Your objective: Write the records below out again exactly as given, with no images.

((

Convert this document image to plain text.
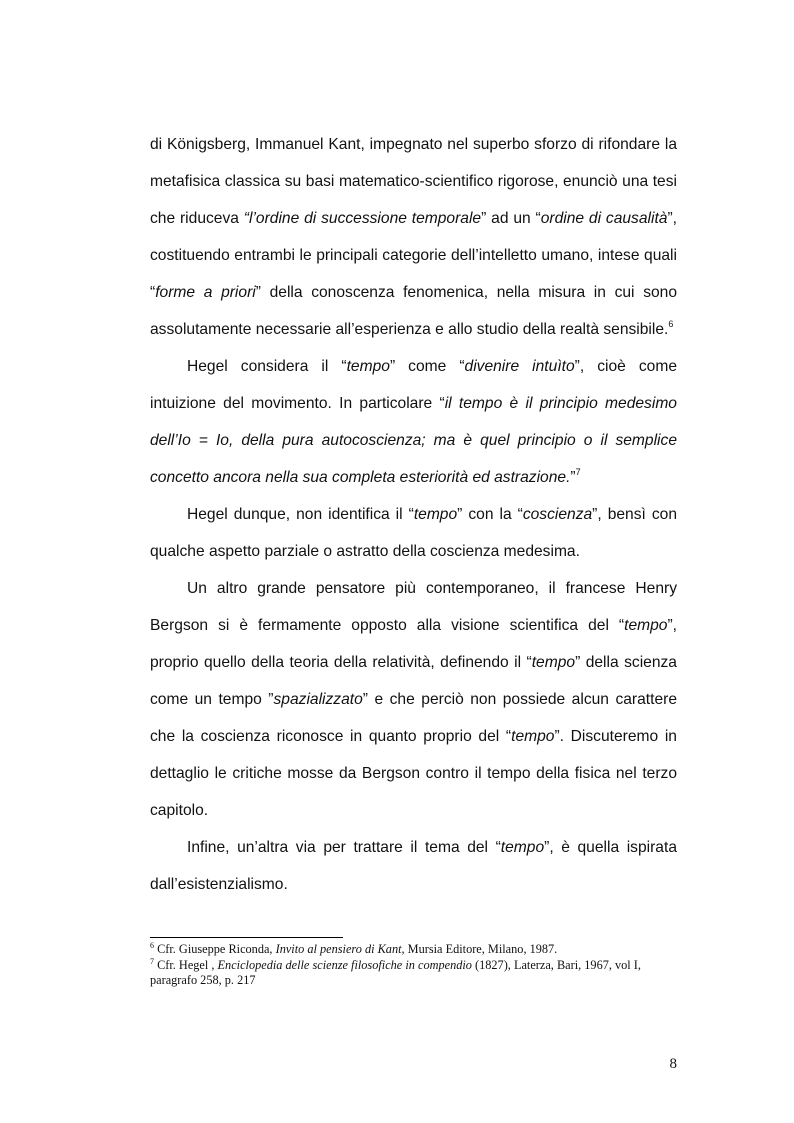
di Königsberg, Immanuel Kant, impegnato nel superbo sforzo di rifondare la metafisica classica su basi matematico-scientifico rigorose, enunciò una tesi che riduceva “l’ordine di successione temporale” ad un “ordine di causalità”, costituendo entrambi le principali categorie dell’intelletto umano, intese quali “forme a priori” della conoscenza fenomenica, nella misura in cui sono assolutamente necessarie all’esperienza e allo studio della realtà sensibile.$^6$

Hegel considera il “tempo” come “divenire intuìto”, cioè come intuizione del movimento. In particolare “il tempo è il principio medesimo dell’Io = Io, della pura autocoscienza; ma è quel principio o il semplice concetto ancora nella sua completa esteriorità ed astrazione.”$^7$

Hegel dunque, non identifica il “tempo” con la “coscienza”, bensì con qualche aspetto parziale o astratto della coscienza medesima.

Un altro grande pensatore più contemporaneo, il francese Henry Bergson si è fermamente opposto alla visione scientifica del “tempo”, proprio quello della teoria della relatività, definendo il “tempo” della scienza come un tempo ”spazializzato” e che perciò non possiede alcun carattere che la coscienza riconosce in quanto proprio del “tempo”. Discuteremo in dettaglio le critiche mosse da Bergson contro il tempo della fisica nel terzo capitolo.

Infine, un’altra via per trattare il tema del “tempo”, è quella ispirata dall’esistenzialismo.

$^6$ Cfr. Giuseppe Riconda, Invito al pensiero di Kant, Mursia Editore, Milano, 1987.

$^7$ Cfr. Hegel , Enciclopedia delle scienze filosofiche in compendio (1827), Laterza, Bari, 1967, vol I, paragrafo 258, p. 217

8
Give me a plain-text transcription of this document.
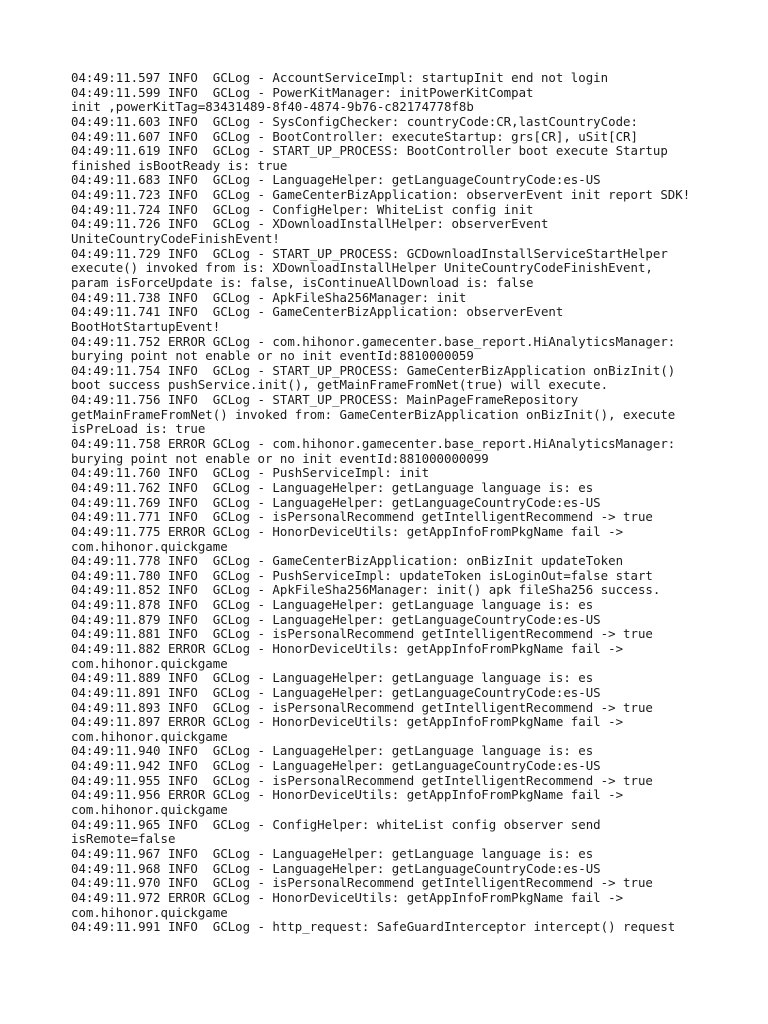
04:49:11.597 INFO  GCLog - AccountServiceImpl: startupInit end not login
04:49:11.599 INFO  GCLog - PowerKitManager: initPowerKitCompat
init ,powerKitTag=83431489-8f40-4874-9b76-c82174778f8b
04:49:11.603 INFO  GCLog - SysConfigChecker: countryCode:CR,lastCountryCode:
04:49:11.607 INFO  GCLog - BootController: executeStartup: grs[CR], uSit[CR]
04:49:11.619 INFO  GCLog - START_UP_PROCESS: BootController boot execute Startup
finished isBootReady is: true
04:49:11.683 INFO  GCLog - LanguageHelper: getLanguageCountryCode:es-US
04:49:11.723 INFO  GCLog - GameCenterBizApplication: observerEvent init report SDK!
04:49:11.724 INFO  GCLog - ConfigHelper: WhiteList config init
04:49:11.726 INFO  GCLog - XDownloadInstallHelper: observerEvent
UniteCountryCodeFinishEvent!
04:49:11.729 INFO  GCLog - START_UP_PROCESS: GCDownloadInstallServiceStartHelper
execute() invoked from is: XDownloadInstallHelper UniteCountryCodeFinishEvent,
param isForceUpdate is: false, isContinueAllDownload is: false
04:49:11.738 INFO  GCLog - ApkFileSha256Manager: init
04:49:11.741 INFO  GCLog - GameCenterBizApplication: observerEvent
BootHotStartupEvent!
04:49:11.752 ERROR GCLog - com.hihonor.gamecenter.base_report.HiAnalyticsManager:
burying point not enable or no init eventId:8810000059
04:49:11.754 INFO  GCLog - START_UP_PROCESS: GameCenterBizApplication onBizInit()
boot success pushService.init(), getMainFrameFromNet(true) will execute.
04:49:11.756 INFO  GCLog - START_UP_PROCESS: MainPageFrameRepository
getMainFrameFromNet() invoked from: GameCenterBizApplication onBizInit(), execute
isPreLoad is: true
04:49:11.758 ERROR GCLog - com.hihonor.gamecenter.base_report.HiAnalyticsManager:
burying point not enable or no init eventId:881000000099
04:49:11.760 INFO  GCLog - PushServiceImpl: init
04:49:11.762 INFO  GCLog - LanguageHelper: getLanguage language is: es
04:49:11.769 INFO  GCLog - LanguageHelper: getLanguageCountryCode:es-US
04:49:11.771 INFO  GCLog - isPersonalRecommend getIntelligentRecommend -> true
04:49:11.775 ERROR GCLog - HonorDeviceUtils: getAppInfoFromPkgName fail ->
com.hihonor.quickgame
04:49:11.778 INFO  GCLog - GameCenterBizApplication: onBizInit updateToken
04:49:11.780 INFO  GCLog - PushServiceImpl: updateToken isLoginOut=false start
04:49:11.852 INFO  GCLog - ApkFileSha256Manager: init() apk fileSha256 success.
04:49:11.878 INFO  GCLog - LanguageHelper: getLanguage language is: es
04:49:11.879 INFO  GCLog - LanguageHelper: getLanguageCountryCode:es-US
04:49:11.881 INFO  GCLog - isPersonalRecommend getIntelligentRecommend -> true
04:49:11.882 ERROR GCLog - HonorDeviceUtils: getAppInfoFromPkgName fail ->
com.hihonor.quickgame
04:49:11.889 INFO  GCLog - LanguageHelper: getLanguage language is: es
04:49:11.891 INFO  GCLog - LanguageHelper: getLanguageCountryCode:es-US
04:49:11.893 INFO  GCLog - isPersonalRecommend getIntelligentRecommend -> true
04:49:11.897 ERROR GCLog - HonorDeviceUtils: getAppInfoFromPkgName fail ->
com.hihonor.quickgame
04:49:11.940 INFO  GCLog - LanguageHelper: getLanguage language is: es
04:49:11.942 INFO  GCLog - LanguageHelper: getLanguageCountryCode:es-US
04:49:11.955 INFO  GCLog - isPersonalRecommend getIntelligentRecommend -> true
04:49:11.956 ERROR GCLog - HonorDeviceUtils: getAppInfoFromPkgName fail ->
com.hihonor.quickgame
04:49:11.965 INFO  GCLog - ConfigHelper: whiteList config observer send
isRemote=false
04:49:11.967 INFO  GCLog - LanguageHelper: getLanguage language is: es
04:49:11.968 INFO  GCLog - LanguageHelper: getLanguageCountryCode:es-US
04:49:11.970 INFO  GCLog - isPersonalRecommend getIntelligentRecommend -> true
04:49:11.972 ERROR GCLog - HonorDeviceUtils: getAppInfoFromPkgName fail ->
com.hihonor.quickgame
04:49:11.991 INFO  GCLog - http_request: SafeGuardInterceptor intercept() request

))

Solved problem:
Convert this document image to plain text.
di Königsberg, Immanuel Kant, impegnato nel superbo sforzo di rifondare la metafisica classica su basi matematico-scientifico rigorose, enunciò una tesi che riduceva “l’ordine di successione temporale” ad un “ordine di causalità”, costituendo entrambi le principali categorie dell’intelletto umano, intese quali “forme a priori” della conoscenza fenomenica, nella misura in cui sono assolutamente necessarie all’esperienza e allo studio della realtà sensibile.$^6$

Hegel considera il “tempo” come “divenire intuìto”, cioè come intuizione del movimento. In particolare “il tempo è il principio medesimo dell’Io = Io, della pura autocoscienza; ma è quel principio o il semplice concetto ancora nella sua completa esteriorità ed astrazione.”$^7$

Hegel dunque, non identifica il “tempo” con la “coscienza”, bensì con qualche aspetto parziale o astratto della coscienza medesima.

Un altro grande pensatore più contemporaneo, il francese Henry Bergson si è fermamente opposto alla visione scientifica del “tempo”, proprio quello della teoria della relatività, definendo il “tempo” della scienza come un tempo ”spazializzato” e che perciò non possiede alcun carattere che la coscienza riconosce in quanto proprio del “tempo”. Discuteremo in dettaglio le critiche mosse da Bergson contro il tempo della fisica nel terzo capitolo.

Infine, un’altra via per trattare il tema del “tempo”, è quella ispirata dall’esistenzialismo.

$^6$ Cfr. Giuseppe Riconda, Invito al pensiero di Kant, Mursia Editore, Milano, 1987.

$^7$ Cfr. Hegel , Enciclopedia delle scienze filosofiche in compendio (1827), Laterza, Bari, 1967, vol I, paragrafo 258, p. 217

8
Give me a plain-text transcription of this document.
04:49:11.597 INFO  GCLog - AccountServiceImpl: startupInit end not login
04:49:11.599 INFO  GCLog - PowerKitManager: initPowerKitCompat
init ,powerKitTag=83431489-8f40-4874-9b76-c82174778f8b
04:49:11.603 INFO  GCLog - SysConfigChecker: countryCode:CR,lastCountryCode:
04:49:11.607 INFO  GCLog - BootController: executeStartup: grs[CR], uSit[CR]
04:49:11.619 INFO  GCLog - START_UP_PROCESS: BootController boot execute Startup
finished isBootReady is: true
04:49:11.683 INFO  GCLog - LanguageHelper: getLanguageCountryCode:es-US
04:49:11.723 INFO  GCLog - GameCenterBizApplication: observerEvent init report SDK!
04:49:11.724 INFO  GCLog - ConfigHelper: WhiteList config init
04:49:11.726 INFO  GCLog - XDownloadInstallHelper: observerEvent
UniteCountryCodeFinishEvent!
04:49:11.729 INFO  GCLog - START_UP_PROCESS: GCDownloadInstallServiceStartHelper
execute() invoked from is: XDownloadInstallHelper UniteCountryCodeFinishEvent,
param isForceUpdate is: false, isContinueAllDownload is: false
04:49:11.738 INFO  GCLog - ApkFileSha256Manager: init
04:49:11.741 INFO  GCLog - GameCenterBizApplication: observerEvent
BootHotStartupEvent!
04:49:11.752 ERROR GCLog - com.hihonor.gamecenter.base_report.HiAnalyticsManager:
burying point not enable or no init eventId:8810000059
04:49:11.754 INFO  GCLog - START_UP_PROCESS: GameCenterBizApplication onBizInit()
boot success pushService.init(), getMainFrameFromNet(true) will execute.
04:49:11.756 INFO  GCLog - START_UP_PROCESS: MainPageFrameRepository
getMainFrameFromNet() invoked from: GameCenterBizApplication onBizInit(), execute
isPreLoad is: true
04:49:11.758 ERROR GCLog - com.hihonor.gamecenter.base_report.HiAnalyticsManager:
burying point not enable or no init eventId:881000000099
04:49:11.760 INFO  GCLog - PushServiceImpl: init
04:49:11.762 INFO  GCLog - LanguageHelper: getLanguage language is: es
04:49:11.769 INFO  GCLog - LanguageHelper: getLanguageCountryCode:es-US
04:49:11.771 INFO  GCLog - isPersonalRecommend getIntelligentRecommend -> true
04:49:11.775 ERROR GCLog - HonorDeviceUtils: getAppInfoFromPkgName fail ->
com.hihonor.quickgame
04:49:11.778 INFO  GCLog - GameCenterBizApplication: onBizInit updateToken
04:49:11.780 INFO  GCLog - PushServiceImpl: updateToken isLoginOut=false start
04:49:11.852 INFO  GCLog - ApkFileSha256Manager: init() apk fileSha256 success.
04:49:11.878 INFO  GCLog - LanguageHelper: getLanguage language is: es
04:49:11.879 INFO  GCLog - LanguageHelper: getLanguageCountryCode:es-US
04:49:11.881 INFO  GCLog - isPersonalRecommend getIntelligentRecommend -> true
04:49:11.882 ERROR GCLog - HonorDeviceUtils: getAppInfoFromPkgName fail ->
com.hihonor.quickgame
04:49:11.889 INFO  GCLog - LanguageHelper: getLanguage language is: es
04:49:11.891 INFO  GCLog - LanguageHelper: getLanguageCountryCode:es-US
04:49:11.893 INFO  GCLog - isPersonalRecommend getIntelligentRecommend -> true
04:49:11.897 ERROR GCLog - HonorDeviceUtils: getAppInfoFromPkgName fail ->
com.hihonor.quickgame
04:49:11.940 INFO  GCLog - LanguageHelper: getLanguage language is: es
04:49:11.942 INFO  GCLog - LanguageHelper: getLanguageCountryCode:es-US
04:49:11.955 INFO  GCLog - isPersonalRecommend getIntelligentRecommend -> true
04:49:11.956 ERROR GCLog - HonorDeviceUtils: getAppInfoFromPkgName fail ->
com.hihonor.quickgame
04:49:11.965 INFO  GCLog - ConfigHelper: whiteList config observer send
isRemote=false
04:49:11.967 INFO  GCLog - LanguageHelper: getLanguage language is: es
04:49:11.968 INFO  GCLog - LanguageHelper: getLanguageCountryCode:es-US
04:49:11.970 INFO  GCLog - isPersonalRecommend getIntelligentRecommend -> true
04:49:11.972 ERROR GCLog - HonorDeviceUtils: getAppInfoFromPkgName fail ->
com.hihonor.quickgame
04:49:11.991 INFO  GCLog - http_request: SafeGuardInterceptor intercept() request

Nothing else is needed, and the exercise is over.